§ **Short task**
Extract all lines that hold "text" from the records below.

§ **Information supplied**
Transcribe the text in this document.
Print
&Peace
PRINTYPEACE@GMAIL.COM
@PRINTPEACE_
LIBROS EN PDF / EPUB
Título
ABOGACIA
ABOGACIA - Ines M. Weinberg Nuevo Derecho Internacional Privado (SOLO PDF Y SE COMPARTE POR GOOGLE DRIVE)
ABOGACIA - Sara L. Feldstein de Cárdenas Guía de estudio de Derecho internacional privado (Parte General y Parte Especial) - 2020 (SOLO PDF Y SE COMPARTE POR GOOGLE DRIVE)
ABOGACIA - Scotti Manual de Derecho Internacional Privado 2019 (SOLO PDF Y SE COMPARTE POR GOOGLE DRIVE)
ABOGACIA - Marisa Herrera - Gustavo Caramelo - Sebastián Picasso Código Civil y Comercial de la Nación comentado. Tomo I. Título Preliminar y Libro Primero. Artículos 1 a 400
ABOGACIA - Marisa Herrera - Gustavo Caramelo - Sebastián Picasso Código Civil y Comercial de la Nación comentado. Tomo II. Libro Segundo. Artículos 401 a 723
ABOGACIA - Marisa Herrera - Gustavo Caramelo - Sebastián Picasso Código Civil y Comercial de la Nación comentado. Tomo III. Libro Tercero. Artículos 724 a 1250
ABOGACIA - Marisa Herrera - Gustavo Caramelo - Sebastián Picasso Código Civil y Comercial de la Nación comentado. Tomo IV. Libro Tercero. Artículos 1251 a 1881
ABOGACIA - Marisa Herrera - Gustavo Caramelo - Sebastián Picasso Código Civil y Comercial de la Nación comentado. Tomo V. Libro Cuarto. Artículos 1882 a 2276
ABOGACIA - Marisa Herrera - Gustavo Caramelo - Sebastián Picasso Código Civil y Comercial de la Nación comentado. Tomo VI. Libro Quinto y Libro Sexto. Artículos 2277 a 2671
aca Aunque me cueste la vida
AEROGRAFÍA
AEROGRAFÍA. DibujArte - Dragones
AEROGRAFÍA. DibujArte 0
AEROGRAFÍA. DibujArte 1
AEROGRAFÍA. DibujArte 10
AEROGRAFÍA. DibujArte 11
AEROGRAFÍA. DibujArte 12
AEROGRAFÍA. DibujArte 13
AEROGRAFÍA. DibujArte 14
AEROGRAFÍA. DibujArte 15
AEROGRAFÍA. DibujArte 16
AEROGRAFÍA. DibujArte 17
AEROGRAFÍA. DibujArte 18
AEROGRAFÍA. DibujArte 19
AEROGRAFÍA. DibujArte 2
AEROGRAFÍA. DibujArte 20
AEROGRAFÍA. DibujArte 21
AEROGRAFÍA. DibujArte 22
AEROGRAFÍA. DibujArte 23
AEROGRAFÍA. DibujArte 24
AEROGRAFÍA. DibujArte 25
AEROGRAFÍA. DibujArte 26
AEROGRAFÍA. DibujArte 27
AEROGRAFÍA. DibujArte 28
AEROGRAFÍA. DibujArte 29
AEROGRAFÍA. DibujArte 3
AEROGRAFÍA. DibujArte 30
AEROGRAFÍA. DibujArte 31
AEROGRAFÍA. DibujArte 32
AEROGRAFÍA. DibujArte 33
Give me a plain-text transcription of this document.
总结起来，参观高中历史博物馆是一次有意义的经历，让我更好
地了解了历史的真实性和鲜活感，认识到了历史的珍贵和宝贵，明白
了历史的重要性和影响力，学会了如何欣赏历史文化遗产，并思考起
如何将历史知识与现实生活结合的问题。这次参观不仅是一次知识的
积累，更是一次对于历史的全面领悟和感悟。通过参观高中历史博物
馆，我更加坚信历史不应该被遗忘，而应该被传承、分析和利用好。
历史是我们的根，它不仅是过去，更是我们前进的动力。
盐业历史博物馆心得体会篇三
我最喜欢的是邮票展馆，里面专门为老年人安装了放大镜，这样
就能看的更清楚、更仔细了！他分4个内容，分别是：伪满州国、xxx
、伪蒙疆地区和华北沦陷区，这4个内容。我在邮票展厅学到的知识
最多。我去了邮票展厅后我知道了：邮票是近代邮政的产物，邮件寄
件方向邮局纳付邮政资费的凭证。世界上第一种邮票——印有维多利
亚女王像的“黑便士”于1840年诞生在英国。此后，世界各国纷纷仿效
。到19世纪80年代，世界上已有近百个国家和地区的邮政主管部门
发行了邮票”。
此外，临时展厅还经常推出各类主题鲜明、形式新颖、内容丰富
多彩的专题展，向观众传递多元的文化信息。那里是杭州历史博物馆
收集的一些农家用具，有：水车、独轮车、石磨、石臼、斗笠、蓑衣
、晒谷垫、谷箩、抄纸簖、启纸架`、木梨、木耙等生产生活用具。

§ **Finished exercise**
Transcribe the text in this document.
Give me a plain-text transcription of this document.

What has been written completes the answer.